- Exercise details -
Mark each statement yes if the passage on libertarian views of social security supports it and no if it does not, quoting the passage's deciding words for each. (a) The writer has talked online with libertarian thinkers who want social security payments abolished. (b) Those thinkers give a clear answer about people whose retirement plan was social security. (c) The passage claims that expectations shaped by legacy thinking encourage creativity in finding solutions.

- Document excerpt -
::::
It approaches the question without preconceptions, I suppose.
Expectations conditioned by legacy thinking restrict creativity in
finding solutions.

I've engaged online with a couple of libertarian thinkers who feel
that social security payments should be abolished. When you ask what
should happen to those who felt that SS was their retirement plan and
have no other means of support, they don't really have an answer.
Similarly, there are those who are opposed to the provision of free
healthcare to those who can't afford it otherwise. The result would be
that the elite, those who have good jobs and a stash of money, would
surive, others would be on the streets or worse. It's their own damn
fault - they didn't accumulate wealth, have financial luck, or come
into the world with an already-well-established support system.
::::
- Dataset extract -
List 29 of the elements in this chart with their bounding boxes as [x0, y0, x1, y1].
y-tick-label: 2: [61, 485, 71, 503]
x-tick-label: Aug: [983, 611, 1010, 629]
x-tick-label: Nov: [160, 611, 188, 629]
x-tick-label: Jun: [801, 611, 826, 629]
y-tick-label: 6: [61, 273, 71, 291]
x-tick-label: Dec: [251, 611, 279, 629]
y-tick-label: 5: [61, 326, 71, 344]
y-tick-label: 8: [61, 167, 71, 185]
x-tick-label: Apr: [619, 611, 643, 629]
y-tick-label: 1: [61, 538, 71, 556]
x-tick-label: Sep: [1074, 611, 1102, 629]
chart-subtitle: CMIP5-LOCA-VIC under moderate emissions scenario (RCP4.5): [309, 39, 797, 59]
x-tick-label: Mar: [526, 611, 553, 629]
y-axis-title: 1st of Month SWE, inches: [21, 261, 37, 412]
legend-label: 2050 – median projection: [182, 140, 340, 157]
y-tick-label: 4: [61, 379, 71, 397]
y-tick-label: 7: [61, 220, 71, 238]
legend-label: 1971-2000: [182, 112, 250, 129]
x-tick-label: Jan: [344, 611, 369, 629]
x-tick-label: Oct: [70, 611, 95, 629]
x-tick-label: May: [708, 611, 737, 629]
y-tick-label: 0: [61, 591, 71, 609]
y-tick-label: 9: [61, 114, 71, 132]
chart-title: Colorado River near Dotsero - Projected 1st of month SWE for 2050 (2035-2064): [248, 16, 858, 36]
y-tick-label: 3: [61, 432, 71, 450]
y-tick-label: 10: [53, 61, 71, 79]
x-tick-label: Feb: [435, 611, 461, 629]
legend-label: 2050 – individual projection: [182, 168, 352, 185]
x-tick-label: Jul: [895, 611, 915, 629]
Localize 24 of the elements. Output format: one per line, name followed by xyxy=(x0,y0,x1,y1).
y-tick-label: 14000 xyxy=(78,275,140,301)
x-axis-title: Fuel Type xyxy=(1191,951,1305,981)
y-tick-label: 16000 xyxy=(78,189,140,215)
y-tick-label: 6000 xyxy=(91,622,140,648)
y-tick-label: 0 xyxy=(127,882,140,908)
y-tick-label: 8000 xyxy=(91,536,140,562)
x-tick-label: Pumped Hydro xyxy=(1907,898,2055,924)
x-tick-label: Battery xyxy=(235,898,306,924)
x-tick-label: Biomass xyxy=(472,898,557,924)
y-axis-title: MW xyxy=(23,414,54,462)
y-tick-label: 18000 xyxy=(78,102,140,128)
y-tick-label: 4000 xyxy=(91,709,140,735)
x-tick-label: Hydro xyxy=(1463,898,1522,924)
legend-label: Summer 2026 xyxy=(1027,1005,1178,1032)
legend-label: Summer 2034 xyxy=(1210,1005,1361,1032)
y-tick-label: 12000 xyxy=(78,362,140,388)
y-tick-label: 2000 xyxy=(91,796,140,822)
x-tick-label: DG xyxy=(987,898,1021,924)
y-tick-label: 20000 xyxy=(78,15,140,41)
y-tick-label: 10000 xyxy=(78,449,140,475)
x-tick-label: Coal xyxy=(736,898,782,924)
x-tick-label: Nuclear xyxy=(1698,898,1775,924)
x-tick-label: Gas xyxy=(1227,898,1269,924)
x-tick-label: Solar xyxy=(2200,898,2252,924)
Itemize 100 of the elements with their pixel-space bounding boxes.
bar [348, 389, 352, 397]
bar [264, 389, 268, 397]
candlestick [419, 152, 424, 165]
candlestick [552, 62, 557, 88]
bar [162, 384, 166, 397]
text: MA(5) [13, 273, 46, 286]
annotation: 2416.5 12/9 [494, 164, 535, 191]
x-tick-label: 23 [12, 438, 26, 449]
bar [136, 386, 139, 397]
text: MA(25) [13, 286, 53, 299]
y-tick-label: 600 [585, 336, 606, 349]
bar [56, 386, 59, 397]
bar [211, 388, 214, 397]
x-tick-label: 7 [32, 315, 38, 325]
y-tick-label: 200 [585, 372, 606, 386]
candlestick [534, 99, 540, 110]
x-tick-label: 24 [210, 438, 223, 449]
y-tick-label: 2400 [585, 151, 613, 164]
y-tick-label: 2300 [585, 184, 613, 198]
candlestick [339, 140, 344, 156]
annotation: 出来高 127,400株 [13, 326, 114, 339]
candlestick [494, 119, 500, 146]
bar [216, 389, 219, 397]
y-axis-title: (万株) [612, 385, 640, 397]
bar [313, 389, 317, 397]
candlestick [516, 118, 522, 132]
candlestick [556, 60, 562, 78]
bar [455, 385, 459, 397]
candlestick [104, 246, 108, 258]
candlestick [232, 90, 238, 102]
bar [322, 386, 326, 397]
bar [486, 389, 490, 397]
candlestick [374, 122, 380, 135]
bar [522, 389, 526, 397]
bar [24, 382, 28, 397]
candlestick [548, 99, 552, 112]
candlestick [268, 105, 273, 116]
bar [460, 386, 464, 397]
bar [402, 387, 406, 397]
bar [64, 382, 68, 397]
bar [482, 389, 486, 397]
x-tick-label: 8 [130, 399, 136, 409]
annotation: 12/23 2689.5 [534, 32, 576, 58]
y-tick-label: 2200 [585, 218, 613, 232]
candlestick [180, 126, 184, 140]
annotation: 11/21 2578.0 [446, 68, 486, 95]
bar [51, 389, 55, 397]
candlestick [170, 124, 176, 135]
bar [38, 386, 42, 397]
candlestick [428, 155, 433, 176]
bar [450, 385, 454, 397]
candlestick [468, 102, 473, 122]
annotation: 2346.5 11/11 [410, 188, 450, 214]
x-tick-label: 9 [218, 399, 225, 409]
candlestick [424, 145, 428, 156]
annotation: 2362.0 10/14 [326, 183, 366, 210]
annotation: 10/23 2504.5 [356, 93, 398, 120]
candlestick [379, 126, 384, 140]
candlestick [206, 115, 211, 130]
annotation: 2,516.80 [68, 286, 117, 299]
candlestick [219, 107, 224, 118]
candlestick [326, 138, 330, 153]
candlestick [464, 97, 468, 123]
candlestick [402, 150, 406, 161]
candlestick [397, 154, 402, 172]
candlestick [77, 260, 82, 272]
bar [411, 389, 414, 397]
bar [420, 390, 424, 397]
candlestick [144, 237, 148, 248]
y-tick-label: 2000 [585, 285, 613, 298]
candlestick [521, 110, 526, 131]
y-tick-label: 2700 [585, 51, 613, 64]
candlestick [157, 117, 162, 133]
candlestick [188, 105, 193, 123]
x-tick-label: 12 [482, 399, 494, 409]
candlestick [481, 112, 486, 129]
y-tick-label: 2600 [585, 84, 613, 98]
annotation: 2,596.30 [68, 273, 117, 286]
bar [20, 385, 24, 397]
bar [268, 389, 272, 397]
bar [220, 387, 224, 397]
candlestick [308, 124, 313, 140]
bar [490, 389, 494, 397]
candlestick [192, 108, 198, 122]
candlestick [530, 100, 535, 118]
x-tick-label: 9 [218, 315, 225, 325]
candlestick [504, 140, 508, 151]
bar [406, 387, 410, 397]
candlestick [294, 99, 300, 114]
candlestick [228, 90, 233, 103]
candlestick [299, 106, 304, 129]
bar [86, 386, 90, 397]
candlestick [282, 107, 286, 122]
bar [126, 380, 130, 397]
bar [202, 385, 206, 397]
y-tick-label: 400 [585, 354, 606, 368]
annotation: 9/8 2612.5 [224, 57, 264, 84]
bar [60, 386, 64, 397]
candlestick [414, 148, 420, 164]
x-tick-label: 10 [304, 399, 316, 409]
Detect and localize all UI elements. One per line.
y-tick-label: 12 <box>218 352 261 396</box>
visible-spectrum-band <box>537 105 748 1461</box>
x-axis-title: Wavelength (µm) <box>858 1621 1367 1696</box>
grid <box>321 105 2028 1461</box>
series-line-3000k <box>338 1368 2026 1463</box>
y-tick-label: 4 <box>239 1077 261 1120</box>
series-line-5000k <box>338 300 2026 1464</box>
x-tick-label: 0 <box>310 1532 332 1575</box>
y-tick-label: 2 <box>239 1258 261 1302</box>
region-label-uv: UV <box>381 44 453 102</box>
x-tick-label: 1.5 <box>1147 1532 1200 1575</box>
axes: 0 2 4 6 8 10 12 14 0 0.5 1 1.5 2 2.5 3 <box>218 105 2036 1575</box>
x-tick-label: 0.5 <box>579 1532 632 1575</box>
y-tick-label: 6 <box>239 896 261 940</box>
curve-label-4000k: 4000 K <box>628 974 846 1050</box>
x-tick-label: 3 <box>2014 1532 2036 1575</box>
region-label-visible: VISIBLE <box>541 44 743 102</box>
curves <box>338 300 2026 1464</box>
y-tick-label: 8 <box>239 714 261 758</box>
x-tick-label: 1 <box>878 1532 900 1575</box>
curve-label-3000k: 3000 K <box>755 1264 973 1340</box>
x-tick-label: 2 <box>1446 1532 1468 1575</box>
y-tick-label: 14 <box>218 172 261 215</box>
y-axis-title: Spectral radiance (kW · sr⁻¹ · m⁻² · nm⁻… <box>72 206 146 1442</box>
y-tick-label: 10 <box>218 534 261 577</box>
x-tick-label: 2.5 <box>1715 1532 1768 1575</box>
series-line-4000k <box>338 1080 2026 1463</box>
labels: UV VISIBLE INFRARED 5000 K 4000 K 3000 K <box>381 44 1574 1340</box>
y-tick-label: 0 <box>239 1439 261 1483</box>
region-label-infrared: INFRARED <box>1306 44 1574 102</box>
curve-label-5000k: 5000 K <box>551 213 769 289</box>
::::
- Result of this task -
(a) Yes: "I've engaged online with a couple of libertarian thinkers who feel that social security payments should be abolished."
(b) No: "they don't really have an answer."
(c) No: "Expectations conditioned by legacy thinking restrict creativity in finding solutions."